### WHAT THE TASK ASKS
Without the pictures, reproduce the records that follow exactly.

### PROVIDED ENTRIES
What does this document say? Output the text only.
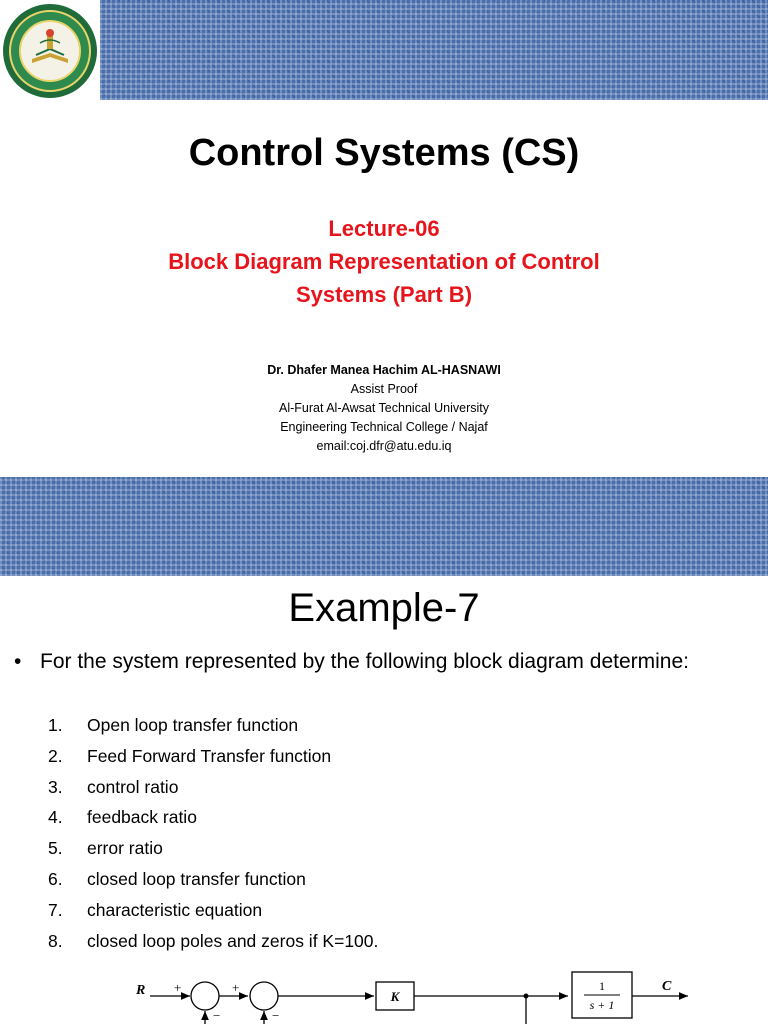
Control Systems (CS)
Lecture-06
Block Diagram Representation of Control
Systems (Part B)
Dr. Dhafer Manea Hachim AL-HASNAWI
Assist Proof
Al-Furat Al-Awsat Technical University
Engineering Technical College / Najaf
email:coj.dfr@atu.edu.iq
Example-7
• For the system represented by the following block diagram determine:
1. Open loop transfer function
2. Feed Forward Transfer function
3. control ratio
4. feedback ratio
5. error ratio
6. closed loop transfer function
7. characteristic equation
8. closed loop poles and zeros if K=100.
R +
−
+
−
K
1
s + 1
C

### RESULT FOR THIS TASK
What does this document say? Output the text only.
Control Systems (CS)
Lecture-06
Block Diagram Representation of Control
Systems (Part B)
Dr. Dhafer Manea Hachim AL-HASNAWI
Assist Proof
Al-Furat Al-Awsat Technical University
Engineering Technical College / Najaf
email:coj.dfr@atu.edu.iq
Example-7
• For the system represented by the following block diagram determine:
1. Open loop transfer function
2. Feed Forward Transfer function
3. control ratio
4. feedback ratio
5. error ratio
6. closed loop transfer function
7. characteristic equation
8. closed loop poles and zeros if K=100.
R +
−
+
−
K
1
s + 1
C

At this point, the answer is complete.